▶ Figure content listings

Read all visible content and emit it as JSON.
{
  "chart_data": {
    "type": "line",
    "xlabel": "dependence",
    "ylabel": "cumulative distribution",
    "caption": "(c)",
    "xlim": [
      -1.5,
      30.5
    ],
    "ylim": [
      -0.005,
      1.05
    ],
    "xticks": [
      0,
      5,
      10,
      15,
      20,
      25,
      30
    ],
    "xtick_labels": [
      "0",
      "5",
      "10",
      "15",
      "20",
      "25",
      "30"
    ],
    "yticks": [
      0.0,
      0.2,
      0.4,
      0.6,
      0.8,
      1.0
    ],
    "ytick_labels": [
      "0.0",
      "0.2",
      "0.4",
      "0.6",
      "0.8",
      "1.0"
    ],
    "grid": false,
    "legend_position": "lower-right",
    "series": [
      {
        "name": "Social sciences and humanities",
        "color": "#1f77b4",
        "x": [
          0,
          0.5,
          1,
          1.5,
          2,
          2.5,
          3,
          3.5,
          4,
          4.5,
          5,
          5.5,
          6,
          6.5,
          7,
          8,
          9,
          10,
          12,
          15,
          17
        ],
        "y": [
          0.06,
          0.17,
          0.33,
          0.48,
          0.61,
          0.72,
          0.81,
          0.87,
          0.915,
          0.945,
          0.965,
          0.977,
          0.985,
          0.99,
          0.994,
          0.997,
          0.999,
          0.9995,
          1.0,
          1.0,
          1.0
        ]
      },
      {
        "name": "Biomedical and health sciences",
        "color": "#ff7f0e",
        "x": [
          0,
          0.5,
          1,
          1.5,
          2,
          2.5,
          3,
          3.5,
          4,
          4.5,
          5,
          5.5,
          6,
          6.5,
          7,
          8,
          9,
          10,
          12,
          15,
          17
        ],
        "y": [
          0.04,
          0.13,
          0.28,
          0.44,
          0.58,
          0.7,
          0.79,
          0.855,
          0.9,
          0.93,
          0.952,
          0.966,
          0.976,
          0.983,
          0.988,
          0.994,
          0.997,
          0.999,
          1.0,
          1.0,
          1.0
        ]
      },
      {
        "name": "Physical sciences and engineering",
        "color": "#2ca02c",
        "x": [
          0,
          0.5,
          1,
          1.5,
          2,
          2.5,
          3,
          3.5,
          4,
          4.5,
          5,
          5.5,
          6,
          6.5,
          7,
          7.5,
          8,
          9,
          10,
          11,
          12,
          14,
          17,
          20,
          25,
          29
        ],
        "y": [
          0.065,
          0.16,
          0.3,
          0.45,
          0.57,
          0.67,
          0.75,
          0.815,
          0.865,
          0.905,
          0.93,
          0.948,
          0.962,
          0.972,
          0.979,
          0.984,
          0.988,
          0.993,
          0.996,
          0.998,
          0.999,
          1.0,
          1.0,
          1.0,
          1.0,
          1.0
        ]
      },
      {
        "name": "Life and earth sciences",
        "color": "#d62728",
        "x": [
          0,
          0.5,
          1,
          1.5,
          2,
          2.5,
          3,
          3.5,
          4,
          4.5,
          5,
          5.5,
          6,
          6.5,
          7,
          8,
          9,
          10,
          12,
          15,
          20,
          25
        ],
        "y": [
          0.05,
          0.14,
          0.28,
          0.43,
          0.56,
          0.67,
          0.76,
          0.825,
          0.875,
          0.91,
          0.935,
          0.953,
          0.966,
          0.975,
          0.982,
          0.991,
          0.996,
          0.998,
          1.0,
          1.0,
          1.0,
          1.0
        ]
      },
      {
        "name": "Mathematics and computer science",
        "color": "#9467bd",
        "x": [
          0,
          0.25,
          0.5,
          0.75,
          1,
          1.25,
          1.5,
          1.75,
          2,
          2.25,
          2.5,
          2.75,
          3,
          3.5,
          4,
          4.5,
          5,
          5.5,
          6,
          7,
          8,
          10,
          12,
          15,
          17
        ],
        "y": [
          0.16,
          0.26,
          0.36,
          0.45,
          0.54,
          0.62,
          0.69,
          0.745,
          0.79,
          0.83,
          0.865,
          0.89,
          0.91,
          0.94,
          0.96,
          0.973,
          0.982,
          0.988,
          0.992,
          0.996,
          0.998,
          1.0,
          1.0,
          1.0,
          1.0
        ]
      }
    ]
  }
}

▶ Work instructions
In the records above, collect each line with "sciences".

▶ Response below
        "name": "Social sciences and humanities",
        "name": "Biomedical and health sciences",
        "name": "Physical sciences and engineering",
        "name": "Life and earth sciences",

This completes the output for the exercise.